### [What needs to be done]
Retype each line of the material exactly, please, skipping any picture in it.
** BEGIN Extracted information **
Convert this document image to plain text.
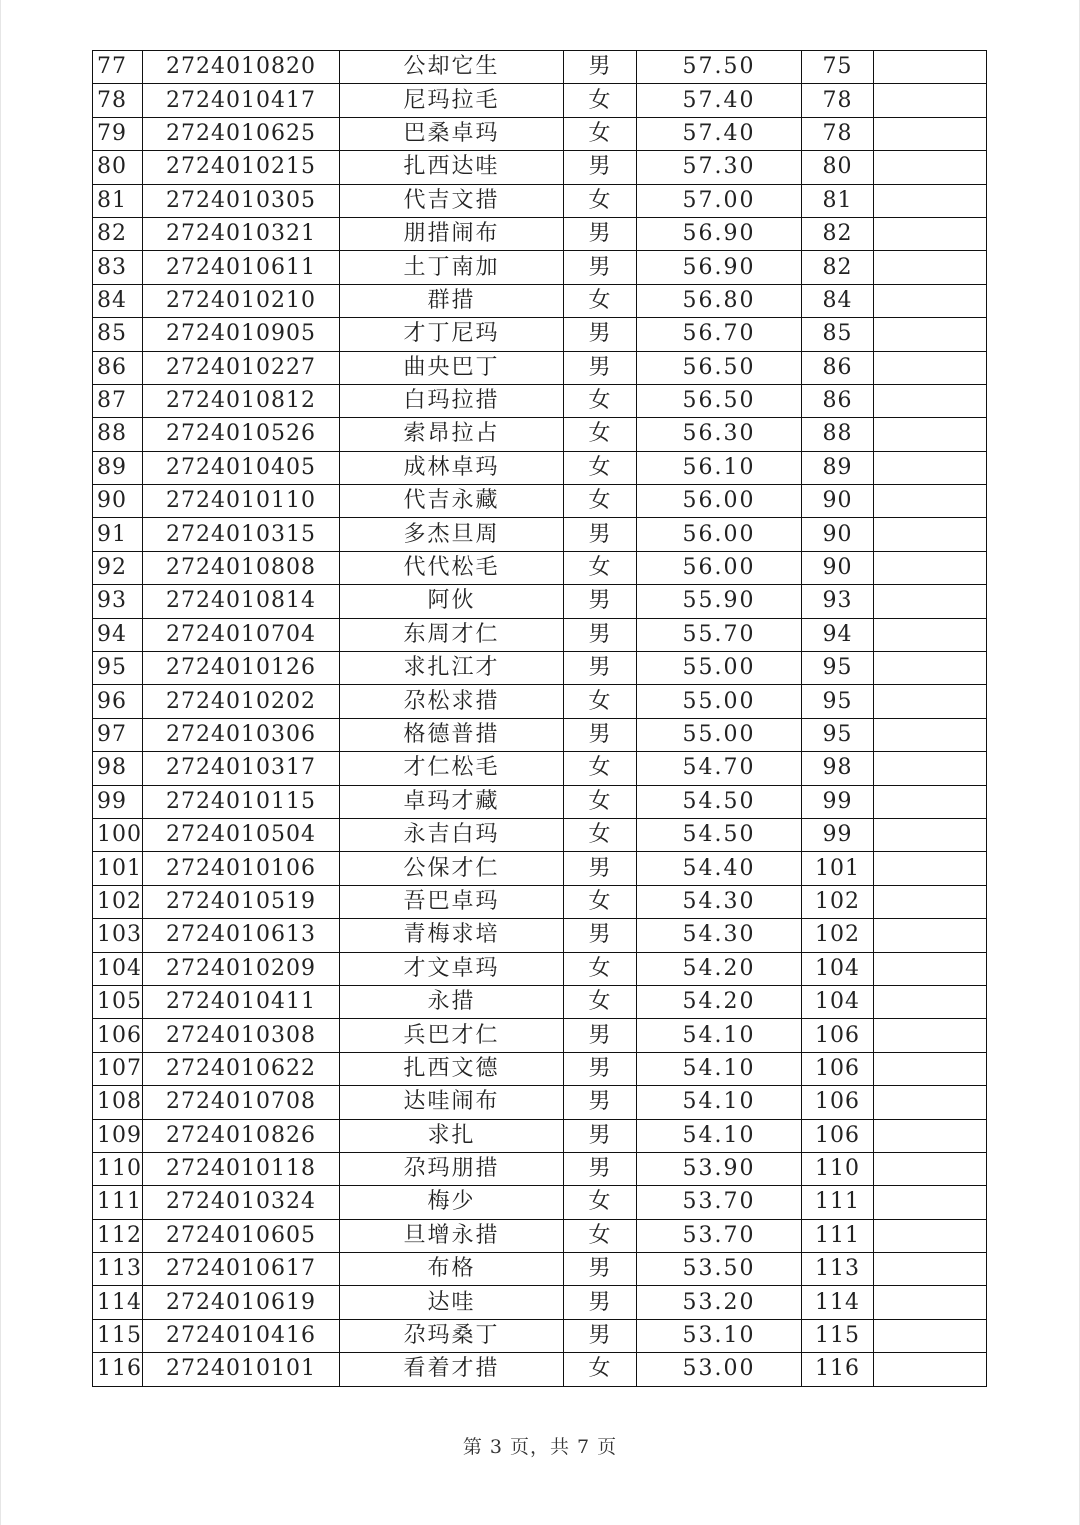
77	2724010820	公却它生	男	57.50	75	
78	2724010417	尼玛拉毛	女	57.40	78	
79	2724010625	巴桑卓玛	女	57.40	78	
80	2724010215	扎西达哇	男	57.30	80	
81	2724010305	代吉文措	女	57.00	81	
82	2724010321	朋措闹布	男	56.90	82	
83	2724010611	土丁南加	男	56.90	82	
84	2724010210	群措	女	56.80	84	
85	2724010905	才丁尼玛	男	56.70	85	
86	2724010227	曲央巴丁	男	56.50	86	
87	2724010812	白玛拉措	女	56.50	86	
88	2724010526	索昂拉占	女	56.30	88	
89	2724010405	成林卓玛	女	56.10	89	
90	2724010110	代吉永藏	女	56.00	90	
91	2724010315	多杰旦周	男	56.00	90	
92	2724010808	代代松毛	女	56.00	90	
93	2724010814	阿伙	男	55.90	93	
94	2724010704	东周才仁	男	55.70	94	
95	2724010126	求扎江才	男	55.00	95	
96	2724010202	尕松求措	女	55.00	95	
97	2724010306	格德普措	男	55.00	95	
98	2724010317	才仁松毛	女	54.70	98	
99	2724010115	卓玛才藏	女	54.50	99	
100	2724010504	永吉白玛	女	54.50	99	
101	2724010106	公保才仁	男	54.40	101	
102	2724010519	吾巴卓玛	女	54.30	102	
103	2724010613	青梅求培	男	54.30	102	
104	2724010209	才文卓玛	女	54.20	104	
105	2724010411	永措	女	54.20	104	
106	2724010308	兵巴才仁	男	54.10	106	
107	2724010622	扎西文德	男	54.10	106	
108	2724010708	达哇闹布	男	54.10	106	
109	2724010826	求扎	男	54.10	106	
110	2724010118	尕玛朋措	男	53.90	110	
111	2724010324	梅少	女	53.70	111	
112	2724010605	旦增永措	女	53.70	111	
113	2724010617	布格	男	53.50	113	
114	2724010619	达哇	男	53.20	114	
115	2724010416	尕玛桑丁	男	53.10	115	
116	2724010101	看着才措	女	53.00	116	
第 3 页，共 7 页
** END Extracted information **
### [Exercise response]
Convert this document image to plain text.
77	2724010820	公却它生	男	57.50	75	
78	2724010417	尼玛拉毛	女	57.40	78	
79	2724010625	巴桑卓玛	女	57.40	78	
80	2724010215	扎西达哇	男	57.30	80	
81	2724010305	代吉文措	女	57.00	81	
82	2724010321	朋措闹布	男	56.90	82	
83	2724010611	土丁南加	男	56.90	82	
84	2724010210	群措	女	56.80	84	
85	2724010905	才丁尼玛	男	56.70	85	
86	2724010227	曲央巴丁	男	56.50	86	
87	2724010812	白玛拉措	女	56.50	86	
88	2724010526	索昂拉占	女	56.30	88	
89	2724010405	成林卓玛	女	56.10	89	
90	2724010110	代吉永藏	女	56.00	90	
91	2724010315	多杰旦周	男	56.00	90	
92	2724010808	代代松毛	女	56.00	90	
93	2724010814	阿伙	男	55.90	93	
94	2724010704	东周才仁	男	55.70	94	
95	2724010126	求扎江才	男	55.00	95	
96	2724010202	尕松求措	女	55.00	95	
97	2724010306	格德普措	男	55.00	95	
98	2724010317	才仁松毛	女	54.70	98	
99	2724010115	卓玛才藏	女	54.50	99	
100	2724010504	永吉白玛	女	54.50	99	
101	2724010106	公保才仁	男	54.40	101	
102	2724010519	吾巴卓玛	女	54.30	102	
103	2724010613	青梅求培	男	54.30	102	
104	2724010209	才文卓玛	女	54.20	104	
105	2724010411	永措	女	54.20	104	
106	2724010308	兵巴才仁	男	54.10	106	
107	2724010622	扎西文德	男	54.10	106	
108	2724010708	达哇闹布	男	54.10	106	
109	2724010826	求扎	男	54.10	106	
110	2724010118	尕玛朋措	男	53.90	110	
111	2724010324	梅少	女	53.70	111	
112	2724010605	旦增永措	女	53.70	111	
113	2724010617	布格	男	53.50	113	
114	2724010619	达哇	男	53.20	114	
115	2724010416	尕玛桑丁	男	53.10	115	
116	2724010101	看着才措	女	53.00	116	
第 3 页，共 7 页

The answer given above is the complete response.